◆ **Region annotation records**
● ● ●
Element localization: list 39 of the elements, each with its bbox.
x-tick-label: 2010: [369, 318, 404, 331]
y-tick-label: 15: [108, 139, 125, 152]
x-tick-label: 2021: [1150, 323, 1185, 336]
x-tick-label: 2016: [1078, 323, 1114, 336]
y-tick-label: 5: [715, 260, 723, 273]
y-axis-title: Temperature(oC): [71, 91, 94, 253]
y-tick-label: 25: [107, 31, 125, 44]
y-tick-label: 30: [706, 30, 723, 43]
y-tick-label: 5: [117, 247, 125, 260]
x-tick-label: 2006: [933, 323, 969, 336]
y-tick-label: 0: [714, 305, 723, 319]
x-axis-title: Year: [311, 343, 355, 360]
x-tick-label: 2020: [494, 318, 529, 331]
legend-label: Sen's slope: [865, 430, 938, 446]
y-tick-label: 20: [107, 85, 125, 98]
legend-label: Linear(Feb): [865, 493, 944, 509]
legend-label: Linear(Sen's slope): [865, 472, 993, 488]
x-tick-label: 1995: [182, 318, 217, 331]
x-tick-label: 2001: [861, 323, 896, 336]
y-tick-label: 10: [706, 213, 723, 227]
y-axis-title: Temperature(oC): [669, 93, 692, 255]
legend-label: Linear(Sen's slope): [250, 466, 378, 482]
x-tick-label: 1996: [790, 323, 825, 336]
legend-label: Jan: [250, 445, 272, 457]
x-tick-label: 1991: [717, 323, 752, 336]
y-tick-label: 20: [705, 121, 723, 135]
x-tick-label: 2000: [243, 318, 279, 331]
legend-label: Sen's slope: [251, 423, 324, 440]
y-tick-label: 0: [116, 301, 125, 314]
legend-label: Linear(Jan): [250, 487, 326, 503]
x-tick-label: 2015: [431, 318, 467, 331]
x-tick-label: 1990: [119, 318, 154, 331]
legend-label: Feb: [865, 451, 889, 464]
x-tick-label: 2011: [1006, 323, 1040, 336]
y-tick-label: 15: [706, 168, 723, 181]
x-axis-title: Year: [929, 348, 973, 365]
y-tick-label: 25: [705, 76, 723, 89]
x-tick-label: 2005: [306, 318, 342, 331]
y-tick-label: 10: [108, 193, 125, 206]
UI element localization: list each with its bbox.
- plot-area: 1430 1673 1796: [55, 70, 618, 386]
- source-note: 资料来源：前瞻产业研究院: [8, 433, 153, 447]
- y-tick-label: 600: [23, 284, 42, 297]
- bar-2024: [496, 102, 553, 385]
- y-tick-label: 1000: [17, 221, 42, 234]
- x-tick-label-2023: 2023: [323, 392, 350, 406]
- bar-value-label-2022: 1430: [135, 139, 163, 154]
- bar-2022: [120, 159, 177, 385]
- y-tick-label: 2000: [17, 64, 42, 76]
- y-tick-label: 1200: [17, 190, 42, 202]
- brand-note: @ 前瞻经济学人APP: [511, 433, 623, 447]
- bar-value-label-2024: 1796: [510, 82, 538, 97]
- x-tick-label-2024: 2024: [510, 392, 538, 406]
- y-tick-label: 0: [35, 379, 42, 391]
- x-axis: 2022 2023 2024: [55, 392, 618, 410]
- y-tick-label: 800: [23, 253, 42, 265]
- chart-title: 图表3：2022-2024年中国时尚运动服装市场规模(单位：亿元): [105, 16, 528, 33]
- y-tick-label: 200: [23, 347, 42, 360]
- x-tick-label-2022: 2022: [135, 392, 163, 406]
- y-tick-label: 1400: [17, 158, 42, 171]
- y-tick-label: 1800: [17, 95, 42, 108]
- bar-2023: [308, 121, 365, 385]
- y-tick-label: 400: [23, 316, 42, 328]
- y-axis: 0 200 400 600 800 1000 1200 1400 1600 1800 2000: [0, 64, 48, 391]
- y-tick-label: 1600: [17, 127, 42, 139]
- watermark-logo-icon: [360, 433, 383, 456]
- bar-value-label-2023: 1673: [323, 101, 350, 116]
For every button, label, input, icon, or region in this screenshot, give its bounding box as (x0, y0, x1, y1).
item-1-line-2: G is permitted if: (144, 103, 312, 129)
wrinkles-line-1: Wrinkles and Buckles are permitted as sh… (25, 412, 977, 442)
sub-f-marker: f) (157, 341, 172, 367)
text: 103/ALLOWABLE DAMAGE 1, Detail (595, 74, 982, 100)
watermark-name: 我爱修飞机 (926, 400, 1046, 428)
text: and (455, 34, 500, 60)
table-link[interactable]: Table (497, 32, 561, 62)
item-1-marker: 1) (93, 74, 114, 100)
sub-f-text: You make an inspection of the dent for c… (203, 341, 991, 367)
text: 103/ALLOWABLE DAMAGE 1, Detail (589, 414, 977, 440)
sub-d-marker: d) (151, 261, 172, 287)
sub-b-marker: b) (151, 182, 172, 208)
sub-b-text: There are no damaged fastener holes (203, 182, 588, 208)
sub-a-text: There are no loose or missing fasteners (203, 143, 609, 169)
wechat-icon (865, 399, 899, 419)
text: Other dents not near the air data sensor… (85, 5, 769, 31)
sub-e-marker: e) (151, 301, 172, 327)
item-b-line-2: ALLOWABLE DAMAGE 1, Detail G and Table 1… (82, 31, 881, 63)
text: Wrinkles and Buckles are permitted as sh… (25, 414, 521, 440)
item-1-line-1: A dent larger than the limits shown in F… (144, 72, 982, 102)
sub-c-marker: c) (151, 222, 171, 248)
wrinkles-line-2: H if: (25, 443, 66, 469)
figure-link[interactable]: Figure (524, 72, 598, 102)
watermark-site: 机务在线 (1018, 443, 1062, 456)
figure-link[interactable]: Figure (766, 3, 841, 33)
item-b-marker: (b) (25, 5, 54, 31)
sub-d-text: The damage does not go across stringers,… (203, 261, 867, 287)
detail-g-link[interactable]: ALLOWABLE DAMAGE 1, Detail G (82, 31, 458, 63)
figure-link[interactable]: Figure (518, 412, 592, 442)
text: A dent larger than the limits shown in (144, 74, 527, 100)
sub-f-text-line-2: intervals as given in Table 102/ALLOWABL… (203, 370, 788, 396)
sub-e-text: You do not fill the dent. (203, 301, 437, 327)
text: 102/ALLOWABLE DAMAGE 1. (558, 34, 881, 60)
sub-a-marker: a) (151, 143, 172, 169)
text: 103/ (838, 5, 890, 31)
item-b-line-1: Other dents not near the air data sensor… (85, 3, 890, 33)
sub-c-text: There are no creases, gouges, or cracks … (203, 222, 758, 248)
● ● ●
Recast all of the data above as a Markdown table with two columns, No. and Line, giving each line its row number and leaving out blank lines.

| No. | Line |
|---|---|
| 1 | Element localization: list 39 of the elements, each with its bbox. |
| 2 | x-tick-label: 2010: [369, 318, 404, 331] |
| 3 | y-tick-label: 15: [108, 139, 125, 152] |
| 4 | x-tick-label: 2021: [1150, 323, 1185, 336] |
| 5 | x-tick-label: 2016: [1078, 323, 1114, 336] |
| 6 | y-tick-label: 5: [715, 260, 723, 273] |
| 7 | y-axis-title: Temperature(oC): [71, 91, 94, 253] |
| 8 | y-tick-label: 25: [107, 31, 125, 44] |
| 9 | y-tick-label: 30: [706, 30, 723, 43] |
| 10 | y-tick-label: 5: [117, 247, 125, 260] |
| 11 | x-tick-label: 2006: [933, 323, 969, 336] |
| 12 | y-tick-label: 0: [714, 305, 723, 319] |
| 13 | x-axis-title: Year: [311, 343, 355, 360] |
| 14 | x-tick-label: 2020: [494, 318, 529, 331] |
| 15 | legend-label: Sen's slope: [865, 430, 938, 446] |
| 16 | y-tick-label: 20: [107, 85, 125, 98] |
| 17 | legend-label: Linear(Feb): [865, 493, 944, 509] |
| 18 | legend-label: Linear(Sen's slope): [865, 472, 993, 488] |
| 19 | x-tick-label: 1995: [182, 318, 217, 331] |
| 20 | x-tick-label: 2001: [861, 323, 896, 336] |
| 21 | y-tick-label: 10: [706, 213, 723, 227] |
| 22 | y-axis-title: Temperature(oC): [669, 93, 692, 255] |
| 23 | legend-label: Linear(Sen's slope): [250, 466, 378, 482] |
| 24 | x-tick-label: 1996: [790, 323, 825, 336] |
| 25 | legend-label: Jan: [250, 445, 272, 457] |
| 26 | x-tick-label: 1991: [717, 323, 752, 336] |
| 27 | y-tick-label: 20: [705, 121, 723, 135] |
| 28 | x-tick-label: 2000: [243, 318, 279, 331] |
| 29 | legend-label: Sen's slope: [251, 423, 324, 440] |
| 30 | y-tick-label: 0: [116, 301, 125, 314] |
| 31 | legend-label: Linear(Jan): [250, 487, 326, 503] |
| 32 | x-tick-label: 2015: [431, 318, 467, 331] |
| 33 | x-tick-label: 1990: [119, 318, 154, 331] |
| 34 | legend-label: Feb: [865, 451, 889, 464] |
| 35 | x-tick-label: 2011: [1006, 323, 1040, 336] |
| 36 | y-tick-label: 15: [706, 168, 723, 181] |
| 37 | x-axis-title: Year: [929, 348, 973, 365] |
| 38 | y-tick-label: 25: [705, 76, 723, 89] |
| 39 | x-tick-label: 2005: [306, 318, 342, 331] |
| 40 | y-tick-label: 10: [108, 193, 125, 206] |
| 41 | UI element localization: list each with its bbox. |
| 42 | - plot-area: 1430 1673 1796: [55, 70, 618, 386] |
| 43 | - source-note: 资料来源：前瞻产业研究院: [8, 433, 153, 447] |
| 44 | - y-tick-label: 600: [23, 284, 42, 297] |
| 45 | - bar-2024: [496, 102, 553, 385] |
| 46 | - y-tick-label: 1000: [17, 221, 42, 234] |
| 47 | - x-tick-label-2023: 2023: [323, 392, 350, 406] |
| 48 | - bar-value-label-2022: 1430: [135, 139, 163, 154] |
| 49 | - bar-2022: [120, 159, 177, 385] |
| 50 | - y-tick-label: 2000: [17, 64, 42, 76] |
| 51 | - y-tick-label: 1200: [17, 190, 42, 202] |
| 52 | - brand-note: @ 前瞻经济学人APP: [511, 433, 623, 447] |
| 53 | - bar-value-label-2024: 1796: [510, 82, 538, 97] |
| 54 | - x-tick-label-2024: 2024: [510, 392, 538, 406] |
| 55 | - y-tick-label: 0: [35, 379, 42, 391] |
| 56 | - x-axis: 2022 2023 2024: [55, 392, 618, 410] |
| 57 | - y-tick-label: 800: [23, 253, 42, 265] |
| 58 | - chart-title: 图表3：2022-2024年中国时尚运动服装市场规模(单位：亿元): [105, 16, 528, 33] |
| 59 | - y-tick-label: 200: [23, 347, 42, 360] |
| 60 | - x-tick-label-2022: 2022: [135, 392, 163, 406] |
| 61 | - y-tick-label: 1400: [17, 158, 42, 171] |
| 62 | - y-tick-label: 1800: [17, 95, 42, 108] |
| 63 | - bar-2023: [308, 121, 365, 385] |
| 64 | - y-tick-label: 400: [23, 316, 42, 328] |
| 65 | - y-axis: 0 200 400 600 800 1000 1200 1400 1600 1800 2000: [0, 64, 48, 391] |
| 66 | - y-tick-label: 1600: [17, 127, 42, 139] |
| 67 | - watermark-logo-icon: [360, 433, 383, 456] |
| 68 | - bar-value-label-2023: 1673: [323, 101, 350, 116] |
| 69 | For every button, label, input, icon, or region in this screenshot, give its bounding box as (x0, y0, x1, y1). |
| 70 | item-1-line-2: G is permitted if: (144, 103, 312, 129) |
| 71 | wrinkles-line-1: Wrinkles and Buckles are permitted as sh… (25, 412, 977, 442) |
| 72 | sub-f-marker: f) (157, 341, 172, 367) |
| 73 | text: 103/ALLOWABLE DAMAGE 1, Detail (595, 74, 982, 100) |
| 74 | watermark-name: 我爱修飞机 (926, 400, 1046, 428) |
| 75 | text: and (455, 34, 500, 60) |
| 76 | table-link[interactable]: Table (497, 32, 561, 62) |
| 77 | item-1-marker: 1) (93, 74, 114, 100) |
| 78 | sub-f-text: You make an inspection of the dent for c… (203, 341, 991, 367) |
| 79 | text: 103/ALLOWABLE DAMAGE 1, Detail (589, 414, 977, 440) |
| 80 | sub-d-marker: d) (151, 261, 172, 287) |
| 81 | sub-b-marker: b) (151, 182, 172, 208) |
| 82 | sub-b-text: There are no damaged fastener holes (203, 182, 588, 208) |
| 83 | sub-a-text: There are no loose or missing fasteners (203, 143, 609, 169) |
| 84 | wechat-icon (865, 399, 899, 419) |
| 85 | text: Other dents not near the air data sensor… (85, 5, 769, 31) |
| 86 | sub-e-marker: e) (151, 301, 172, 327) |
| 87 | item-b-line-2: ALLOWABLE DAMAGE 1, Detail G and Table 1… (82, 31, 881, 63) |
| 88 | text: Wrinkles and Buckles are permitted as sh… (25, 414, 521, 440) |
| 89 | item-1-line-1: A dent larger than the limits shown in F… (144, 72, 982, 102) |
| 90 | sub-c-marker: c) (151, 222, 171, 248) |
| 91 | wrinkles-line-2: H if: (25, 443, 66, 469) |
| 92 | figure-link[interactable]: Figure (524, 72, 598, 102) |
| 93 | watermark-site: 机务在线 (1018, 443, 1062, 456) |
| 94 | figure-link[interactable]: Figure (766, 3, 841, 33) |
| 95 | item-b-marker: (b) (25, 5, 54, 31) |
| 96 | sub-d-text: The damage does not go across stringers,… (203, 261, 867, 287) |
| 97 | detail-g-link[interactable]: ALLOWABLE DAMAGE 1, Detail G (82, 31, 458, 63) |
| 98 | figure-link[interactable]: Figure (518, 412, 592, 442) |
| 99 | text: A dent larger than the limits shown in (144, 74, 527, 100) |
| 100 | sub-f-text-line-2: intervals as given in Table 102/ALLOWABL… (203, 370, 788, 396) |
| 101 | sub-e-text: You do not fill the dent. (203, 301, 437, 327) |
| 102 | text: 102/ALLOWABLE DAMAGE 1. (558, 34, 881, 60) |
| 103 | sub-a-marker: a) (151, 143, 172, 169) |
| 104 | text: 103/ (838, 5, 890, 31) |
| 105 | item-b-line-1: Other dents not near the air data sensor… (85, 3, 890, 33) |
| 106 | sub-c-text: There are no creases, gouges, or cracks … (203, 222, 758, 248) |